### What is required
Retype the full set of records. Keep every character identical.

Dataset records
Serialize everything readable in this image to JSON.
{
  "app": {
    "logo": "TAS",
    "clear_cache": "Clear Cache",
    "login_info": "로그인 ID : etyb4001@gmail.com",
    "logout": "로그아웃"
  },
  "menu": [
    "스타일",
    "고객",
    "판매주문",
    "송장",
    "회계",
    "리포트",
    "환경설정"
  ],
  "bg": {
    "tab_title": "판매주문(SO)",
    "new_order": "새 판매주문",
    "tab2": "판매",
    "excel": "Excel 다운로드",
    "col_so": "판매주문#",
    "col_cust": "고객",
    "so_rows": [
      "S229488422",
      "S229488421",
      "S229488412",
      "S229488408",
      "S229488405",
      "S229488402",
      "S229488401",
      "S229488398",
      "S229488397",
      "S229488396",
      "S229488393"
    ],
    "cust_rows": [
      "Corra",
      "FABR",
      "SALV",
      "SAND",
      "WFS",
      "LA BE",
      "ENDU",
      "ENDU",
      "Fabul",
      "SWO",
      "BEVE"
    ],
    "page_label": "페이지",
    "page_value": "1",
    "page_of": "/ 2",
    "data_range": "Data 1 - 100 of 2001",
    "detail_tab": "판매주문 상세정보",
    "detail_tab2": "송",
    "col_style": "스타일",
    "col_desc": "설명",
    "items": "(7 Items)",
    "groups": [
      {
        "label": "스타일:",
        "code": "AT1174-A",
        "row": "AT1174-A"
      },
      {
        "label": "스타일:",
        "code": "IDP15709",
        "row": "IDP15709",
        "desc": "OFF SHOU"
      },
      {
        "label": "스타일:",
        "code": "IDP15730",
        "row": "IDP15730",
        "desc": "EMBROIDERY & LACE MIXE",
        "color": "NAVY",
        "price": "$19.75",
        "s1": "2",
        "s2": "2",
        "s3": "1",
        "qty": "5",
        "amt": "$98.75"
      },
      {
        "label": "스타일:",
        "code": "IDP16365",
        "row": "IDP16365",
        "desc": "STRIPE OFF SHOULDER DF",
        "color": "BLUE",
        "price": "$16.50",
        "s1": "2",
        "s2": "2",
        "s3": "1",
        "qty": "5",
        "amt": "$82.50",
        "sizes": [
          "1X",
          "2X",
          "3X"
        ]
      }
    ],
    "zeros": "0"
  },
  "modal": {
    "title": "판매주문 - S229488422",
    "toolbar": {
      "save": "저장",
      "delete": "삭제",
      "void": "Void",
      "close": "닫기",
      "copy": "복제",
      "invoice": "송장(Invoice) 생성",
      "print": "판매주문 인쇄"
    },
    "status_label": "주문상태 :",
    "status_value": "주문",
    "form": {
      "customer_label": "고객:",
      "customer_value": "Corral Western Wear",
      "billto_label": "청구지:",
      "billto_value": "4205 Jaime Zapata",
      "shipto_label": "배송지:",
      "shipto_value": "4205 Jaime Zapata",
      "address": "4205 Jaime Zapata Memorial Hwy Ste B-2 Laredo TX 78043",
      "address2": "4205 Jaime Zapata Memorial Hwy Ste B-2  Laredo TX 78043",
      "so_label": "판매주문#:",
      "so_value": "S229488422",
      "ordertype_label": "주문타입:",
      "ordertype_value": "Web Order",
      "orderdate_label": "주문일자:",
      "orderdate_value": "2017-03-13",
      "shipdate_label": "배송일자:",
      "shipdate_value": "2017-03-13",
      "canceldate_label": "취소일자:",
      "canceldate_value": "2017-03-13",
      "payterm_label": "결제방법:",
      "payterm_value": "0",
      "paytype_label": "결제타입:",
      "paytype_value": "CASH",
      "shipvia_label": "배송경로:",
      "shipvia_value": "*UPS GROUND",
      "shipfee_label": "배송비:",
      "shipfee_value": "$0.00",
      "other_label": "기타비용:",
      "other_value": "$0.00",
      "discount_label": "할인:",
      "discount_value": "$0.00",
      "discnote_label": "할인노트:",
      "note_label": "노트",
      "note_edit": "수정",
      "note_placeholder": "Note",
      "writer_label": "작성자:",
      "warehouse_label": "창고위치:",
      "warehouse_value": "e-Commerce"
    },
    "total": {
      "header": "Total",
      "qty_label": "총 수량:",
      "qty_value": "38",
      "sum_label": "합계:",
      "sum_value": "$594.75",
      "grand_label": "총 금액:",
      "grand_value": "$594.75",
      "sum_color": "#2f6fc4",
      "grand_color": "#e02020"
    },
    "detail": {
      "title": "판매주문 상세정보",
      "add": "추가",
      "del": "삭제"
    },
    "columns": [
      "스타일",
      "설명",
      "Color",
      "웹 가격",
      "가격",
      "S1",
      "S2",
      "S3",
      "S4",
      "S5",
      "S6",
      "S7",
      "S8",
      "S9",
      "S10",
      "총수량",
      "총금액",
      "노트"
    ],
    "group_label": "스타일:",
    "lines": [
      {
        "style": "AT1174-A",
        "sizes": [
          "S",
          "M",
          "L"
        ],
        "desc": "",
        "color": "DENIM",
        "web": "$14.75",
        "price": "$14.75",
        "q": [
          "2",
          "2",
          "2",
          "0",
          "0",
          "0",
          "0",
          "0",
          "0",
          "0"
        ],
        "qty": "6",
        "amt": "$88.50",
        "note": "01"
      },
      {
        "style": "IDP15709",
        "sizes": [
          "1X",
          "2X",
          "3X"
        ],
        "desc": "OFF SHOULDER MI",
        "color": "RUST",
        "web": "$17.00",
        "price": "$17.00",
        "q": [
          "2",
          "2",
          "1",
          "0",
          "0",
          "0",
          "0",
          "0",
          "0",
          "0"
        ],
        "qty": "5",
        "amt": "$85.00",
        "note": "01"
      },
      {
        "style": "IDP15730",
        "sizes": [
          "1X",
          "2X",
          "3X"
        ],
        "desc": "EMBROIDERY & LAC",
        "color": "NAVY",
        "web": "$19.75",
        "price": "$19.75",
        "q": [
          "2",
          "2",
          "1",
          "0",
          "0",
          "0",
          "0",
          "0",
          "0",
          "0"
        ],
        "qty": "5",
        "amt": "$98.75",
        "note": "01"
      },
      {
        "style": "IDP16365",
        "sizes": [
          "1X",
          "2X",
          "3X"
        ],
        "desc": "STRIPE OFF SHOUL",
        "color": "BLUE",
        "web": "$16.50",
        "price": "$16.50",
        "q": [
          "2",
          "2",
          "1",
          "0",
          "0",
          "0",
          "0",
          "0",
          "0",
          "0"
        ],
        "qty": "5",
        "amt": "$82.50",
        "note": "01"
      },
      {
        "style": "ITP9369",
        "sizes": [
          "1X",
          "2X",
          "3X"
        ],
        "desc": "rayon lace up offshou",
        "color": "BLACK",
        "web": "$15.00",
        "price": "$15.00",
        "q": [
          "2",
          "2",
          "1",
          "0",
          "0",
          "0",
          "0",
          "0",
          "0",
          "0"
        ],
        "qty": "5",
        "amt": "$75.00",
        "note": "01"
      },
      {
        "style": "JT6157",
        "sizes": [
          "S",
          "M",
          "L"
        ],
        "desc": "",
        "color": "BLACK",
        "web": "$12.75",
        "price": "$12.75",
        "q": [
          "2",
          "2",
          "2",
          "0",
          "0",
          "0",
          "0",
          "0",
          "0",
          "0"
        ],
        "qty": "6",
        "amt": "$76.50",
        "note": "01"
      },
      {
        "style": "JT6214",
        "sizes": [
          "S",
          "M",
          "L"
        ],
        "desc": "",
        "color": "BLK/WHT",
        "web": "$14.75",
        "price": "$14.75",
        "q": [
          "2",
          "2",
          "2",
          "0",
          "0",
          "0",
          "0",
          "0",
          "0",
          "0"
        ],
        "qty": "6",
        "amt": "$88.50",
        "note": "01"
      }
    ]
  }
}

### Exercise answer
Serialize everything readable in this image to JSON.
{
  "app": {
    "logo": "TAS",
    "clear_cache": "Clear Cache",
    "login_info": "로그인 ID : etyb4001@gmail.com",
    "logout": "로그아웃"
  },
  "menu": [
    "스타일",
    "고객",
    "판매주문",
    "송장",
    "회계",
    "리포트",
    "환경설정"
  ],
  "bg": {
    "tab_title": "판매주문(SO)",
    "new_order": "새 판매주문",
    "tab2": "판매",
    "excel": "Excel 다운로드",
    "col_so": "판매주문#",
    "col_cust": "고객",
    "so_rows": [
      "S229488422",
      "S229488421",
      "S229488412",
      "S229488408",
      "S229488405",
      "S229488402",
      "S229488401",
      "S229488398",
      "S229488397",
      "S229488396",
      "S229488393"
    ],
    "cust_rows": [
      "Corra",
      "FABR",
      "SALV",
      "SAND",
      "WFS",
      "LA BE",
      "ENDU",
      "ENDU",
      "Fabul",
      "SWO",
      "BEVE"
    ],
    "page_label": "페이지",
    "page_value": "1",
    "page_of": "/ 2",
    "data_range": "Data 1 - 100 of 2001",
    "detail_tab": "판매주문 상세정보",
    "detail_tab2": "송",
    "col_style": "스타일",
    "col_desc": "설명",
    "items": "(7 Items)",
    "groups": [
      {
        "label": "스타일:",
        "code": "AT1174-A",
        "row": "AT1174-A"
      },
      {
        "label": "스타일:",
        "code": "IDP15709",
        "row": "IDP15709",
        "desc": "OFF SHOU"
      },
      {
        "label": "스타일:",
        "code": "IDP15730",
        "row": "IDP15730",
        "desc": "EMBROIDERY & LACE MIXE",
        "color": "NAVY",
        "price": "$19.75",
        "s1": "2",
        "s2": "2",
        "s3": "1",
        "qty": "5",
        "amt": "$98.75"
      },
      {
        "label": "스타일:",
        "code": "IDP16365",
        "row": "IDP16365",
        "desc": "STRIPE OFF SHOULDER DF",
        "color": "BLUE",
        "price": "$16.50",
        "s1": "2",
        "s2": "2",
        "s3": "1",
        "qty": "5",
        "amt": "$82.50",
        "sizes": [
          "1X",
          "2X",
          "3X"
        ]
      }
    ],
    "zeros": "0"
  },
  "modal": {
    "title": "판매주문 - S229488422",
    "toolbar": {
      "save": "저장",
      "delete": "삭제",
      "void": "Void",
      "close": "닫기",
      "copy": "복제",
      "invoice": "송장(Invoice) 생성",
      "print": "판매주문 인쇄"
    },
    "status_label": "주문상태 :",
    "status_value": "주문",
    "form": {
      "customer_label": "고객:",
      "customer_value": "Corral Western Wear",
      "billto_label": "청구지:",
      "billto_value": "4205 Jaime Zapata",
      "shipto_label": "배송지:",
      "shipto_value": "4205 Jaime Zapata",
      "address": "4205 Jaime Zapata Memorial Hwy Ste B-2 Laredo TX 78043",
      "address2": "4205 Jaime Zapata Memorial Hwy Ste B-2  Laredo TX 78043",
      "so_label": "판매주문#:",
      "so_value": "S229488422",
      "ordertype_label": "주문타입:",
      "ordertype_value": "Web Order",
      "orderdate_label": "주문일자:",
      "orderdate_value": "2017-03-13",
      "shipdate_label": "배송일자:",
      "shipdate_value": "2017-03-13",
      "canceldate_label": "취소일자:",
      "canceldate_value": "2017-03-13",
      "payterm_label": "결제방법:",
      "payterm_value": "0",
      "paytype_label": "결제타입:",
      "paytype_value": "CASH",
      "shipvia_label": "배송경로:",
      "shipvia_value": "*UPS GROUND",
      "shipfee_label": "배송비:",
      "shipfee_value": "$0.00",
      "other_label": "기타비용:",
      "other_value": "$0.00",
      "discount_label": "할인:",
      "discount_value": "$0.00",
      "discnote_label": "할인노트:",
      "note_label": "노트",
      "note_edit": "수정",
      "note_placeholder": "Note",
      "writer_label": "작성자:",
      "warehouse_label": "창고위치:",
      "warehouse_value": "e-Commerce"
    },
    "total": {
      "header": "Total",
      "qty_label": "총 수량:",
      "qty_value": "38",
      "sum_label": "합계:",
      "sum_value": "$594.75",
      "grand_label": "총 금액:",
      "grand_value": "$594.75",
      "sum_color": "#2f6fc4",
      "grand_color": "#e02020"
    },
    "detail": {
      "title": "판매주문 상세정보",
      "add": "추가",
      "del": "삭제"
    },
    "columns": [
      "스타일",
      "설명",
      "Color",
      "웹 가격",
      "가격",
      "S1",
      "S2",
      "S3",
      "S4",
      "S5",
      "S6",
      "S7",
      "S8",
      "S9",
      "S10",
      "총수량",
      "총금액",
      "노트"
    ],
    "group_label": "스타일:",
    "lines": [
      {
        "style": "AT1174-A",
        "sizes": [
          "S",
          "M",
          "L"
        ],
        "desc": "",
        "color": "DENIM",
        "web": "$14.75",
        "price": "$14.75",
        "q": [
          "2",
          "2",
          "2",
          "0",
          "0",
          "0",
          "0",
          "0",
          "0",
          "0"
        ],
        "qty": "6",
        "amt": "$88.50",
        "note": "01"
      },
      {
        "style": "IDP15709",
        "sizes": [
          "1X",
          "2X",
          "3X"
        ],
        "desc": "OFF SHOULDER MI",
        "color": "RUST",
        "web": "$17.00",
        "price": "$17.00",
        "q": [
          "2",
          "2",
          "1",
          "0",
          "0",
          "0",
          "0",
          "0",
          "0",
          "0"
        ],
        "qty": "5",
        "amt": "$85.00",
        "note": "01"
      },
      {
        "style": "IDP15730",
        "sizes": [
          "1X",
          "2X",
          "3X"
        ],
        "desc": "EMBROIDERY & LAC",
        "color": "NAVY",
        "web": "$19.75",
        "price": "$19.75",
        "q": [
          "2",
          "2",
          "1",
          "0",
          "0",
          "0",
          "0",
          "0",
          "0",
          "0"
        ],
        "qty": "5",
        "amt": "$98.75",
        "note": "01"
      },
      {
        "style": "IDP16365",
        "sizes": [
          "1X",
          "2X",
          "3X"
        ],
        "desc": "STRIPE OFF SHOUL",
        "color": "BLUE",
        "web": "$16.50",
        "price": "$16.50",
        "q": [
          "2",
          "2",
          "1",
          "0",
          "0",
          "0",
          "0",
          "0",
          "0",
          "0"
        ],
        "qty": "5",
        "amt": "$82.50",
        "note": "01"
      },
      {
        "style": "ITP9369",
        "sizes": [
          "1X",
          "2X",
          "3X"
        ],
        "desc": "rayon lace up offshou",
        "color": "BLACK",
        "web": "$15.00",
        "price": "$15.00",
        "q": [
          "2",
          "2",
          "1",
          "0",
          "0",
          "0",
          "0",
          "0",
          "0",
          "0"
        ],
        "qty": "5",
        "amt": "$75.00",
        "note": "01"
      },
      {
        "style": "JT6157",
        "sizes": [
          "S",
          "M",
          "L"
        ],
        "desc": "",
        "color": "BLACK",
        "web": "$12.75",
        "price": "$12.75",
        "q": [
          "2",
          "2",
          "2",
          "0",
          "0",
          "0",
          "0",
          "0",
          "0",
          "0"
        ],
        "qty": "6",
        "amt": "$76.50",
        "note": "01"
      },
      {
        "style": "JT6214",
        "sizes": [
          "S",
          "M",
          "L"
        ],
        "desc": "",
        "color": "BLK/WHT",
        "web": "$14.75",
        "price": "$14.75",
        "q": [
          "2",
          "2",
          "2",
          "0",
          "0",
          "0",
          "0",
          "0",
          "0",
          "0"
        ],
        "qty": "6",
        "amt": "$88.50",
        "note": "01"
      }
    ]
  }
}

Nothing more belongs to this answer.